Skip all pictures, then print the remaining material exactly.

[START LISTED RECORDS]

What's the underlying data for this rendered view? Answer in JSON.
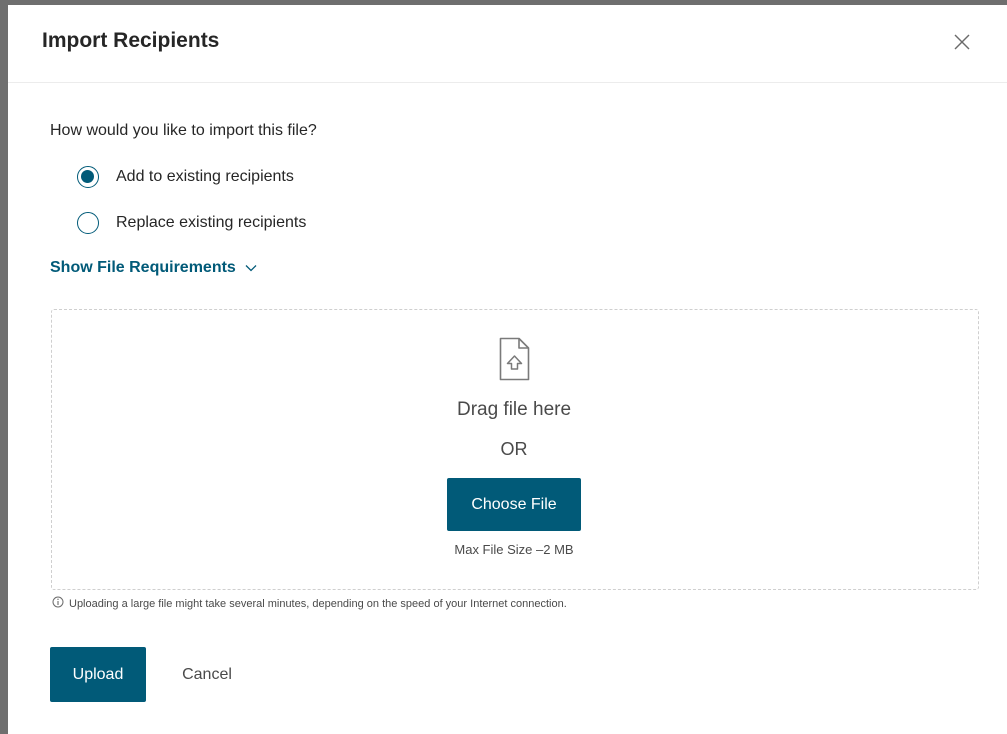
{
  "dialog": {
    "title": "Import Recipients",
    "close_icon": "close-icon"
  },
  "import_mode": {
    "question": "How would you like to import this file?",
    "options": [
      {
        "label": "Add to existing recipients",
        "checked": true
      },
      {
        "label": "Replace existing recipients",
        "checked": false
      }
    ]
  },
  "requirements": {
    "toggle_label": "Show File Requirements",
    "icon": "chevron-down-icon"
  },
  "dropzone": {
    "icon": "file-upload-icon",
    "drag_text": "Drag file here",
    "or_text": "OR",
    "choose_label": "Choose File",
    "max_size": "Max File Size –2 MB"
  },
  "notice": {
    "icon": "info-icon",
    "text": "Uploading a large file might take several minutes, depending on the speed of your Internet connection."
  },
  "actions": {
    "upload_label": "Upload",
    "cancel_label": "Cancel"
  },
  "colors": {
    "accent": "#015a78",
    "frame": "#6f6f6f"
  }
}
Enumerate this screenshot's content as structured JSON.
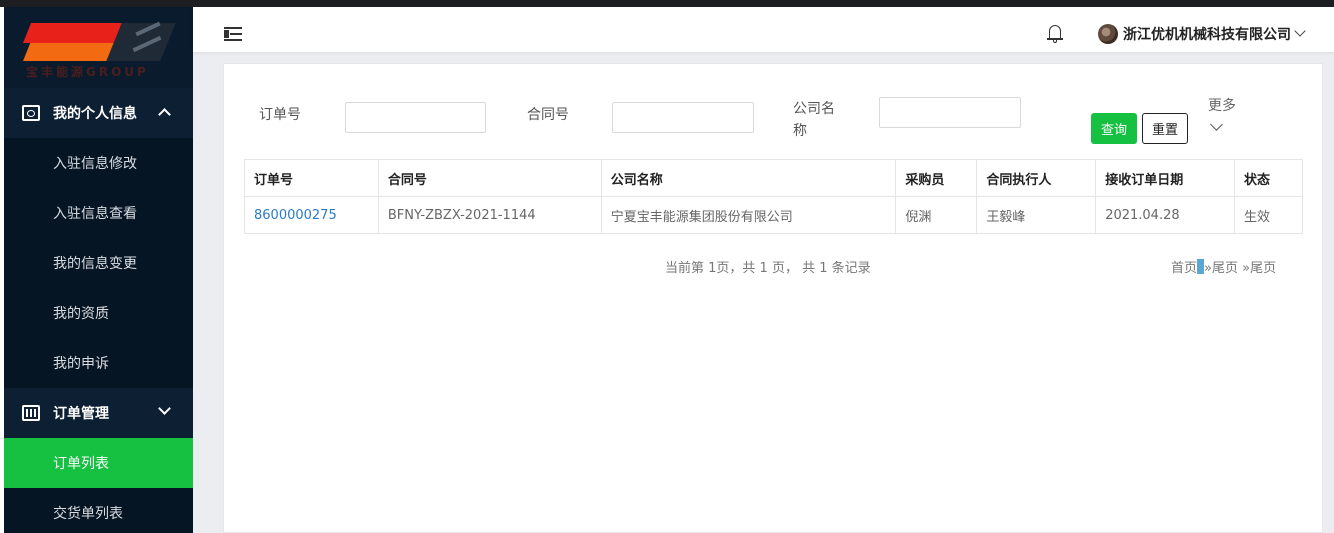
{
  "sidebar": {
    "logo_text": "宝丰能源GROUP",
    "groups": [
      {
        "label": "我的个人信息"
      },
      {
        "label": "订单管理"
      }
    ],
    "items": [
      {
        "label": "入驻信息修改"
      },
      {
        "label": "入驻信息查看"
      },
      {
        "label": "我的信息变更"
      },
      {
        "label": "我的资质"
      },
      {
        "label": "我的申诉"
      },
      {
        "label": "订单列表"
      },
      {
        "label": "交货单列表"
      }
    ]
  },
  "header": {
    "company": "浙江优机机械科技有限公司"
  },
  "filters": {
    "order_no_label": "订单号",
    "contract_no_label": "合同号",
    "company_label_1": "公司名",
    "company_label_2": "称",
    "query_button": "查询",
    "reset_button": "重置",
    "more_label": "更多"
  },
  "table": {
    "headers": [
      "订单号",
      "合同号",
      "公司名称",
      "采购员",
      "合同执行人",
      "接收订单日期",
      "状态"
    ],
    "rows": [
      [
        "8600000275",
        "BFNY-ZBZX-2021-1144",
        "宁夏宝丰能源集团股份有限公司",
        "倪渊",
        "王毅峰",
        "2021.04.28",
        "生效"
      ]
    ]
  },
  "pagination": {
    "summary": "当前第 1页，共 1 页， 共 1 条记录",
    "first": "首页",
    "current": "1",
    "next_last": "»尾页",
    "last": "»尾页"
  },
  "colors": {
    "sidebar_bg": "#0c1f33",
    "active_green": "#16c142",
    "link_blue": "#2a7bc8"
  }
}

[END LISTED RECORDS]

OUTPUT OF THE TASK -
What's the underlying data for this rendered view? Answer in JSON.
{
  "dialog": {
    "title": "Import Recipients",
    "close_icon": "close-icon"
  },
  "import_mode": {
    "question": "How would you like to import this file?",
    "options": [
      {
        "label": "Add to existing recipients",
        "checked": true
      },
      {
        "label": "Replace existing recipients",
        "checked": false
      }
    ]
  },
  "requirements": {
    "toggle_label": "Show File Requirements",
    "icon": "chevron-down-icon"
  },
  "dropzone": {
    "icon": "file-upload-icon",
    "drag_text": "Drag file here",
    "or_text": "OR",
    "choose_label": "Choose File",
    "max_size": "Max File Size –2 MB"
  },
  "notice": {
    "icon": "info-icon",
    "text": "Uploading a large file might take several minutes, depending on the speed of your Internet connection."
  },
  "actions": {
    "upload_label": "Upload",
    "cancel_label": "Cancel"
  },
  "colors": {
    "accent": "#015a78",
    "frame": "#6f6f6f"
  }
}
Enumerate this screenshot's content as structured JSON.
{
  "sidebar": {
    "logo_text": "宝丰能源GROUP",
    "groups": [
      {
        "label": "我的个人信息"
      },
      {
        "label": "订单管理"
      }
    ],
    "items": [
      {
        "label": "入驻信息修改"
      },
      {
        "label": "入驻信息查看"
      },
      {
        "label": "我的信息变更"
      },
      {
        "label": "我的资质"
      },
      {
        "label": "我的申诉"
      },
      {
        "label": "订单列表"
      },
      {
        "label": "交货单列表"
      }
    ]
  },
  "header": {
    "company": "浙江优机机械科技有限公司"
  },
  "filters": {
    "order_no_label": "订单号",
    "contract_no_label": "合同号",
    "company_label_1": "公司名",
    "company_label_2": "称",
    "query_button": "查询",
    "reset_button": "重置",
    "more_label": "更多"
  },
  "table": {
    "headers": [
      "订单号",
      "合同号",
      "公司名称",
      "采购员",
      "合同执行人",
      "接收订单日期",
      "状态"
    ],
    "rows": [
      [
        "8600000275",
        "BFNY-ZBZX-2021-1144",
        "宁夏宝丰能源集团股份有限公司",
        "倪渊",
        "王毅峰",
        "2021.04.28",
        "生效"
      ]
    ]
  },
  "pagination": {
    "summary": "当前第 1页，共 1 页， 共 1 条记录",
    "first": "首页",
    "current": "1",
    "next_last": "»尾页",
    "last": "»尾页"
  },
  "colors": {
    "sidebar_bg": "#0c1f33",
    "active_green": "#16c142",
    "link_blue": "#2a7bc8"
  }
}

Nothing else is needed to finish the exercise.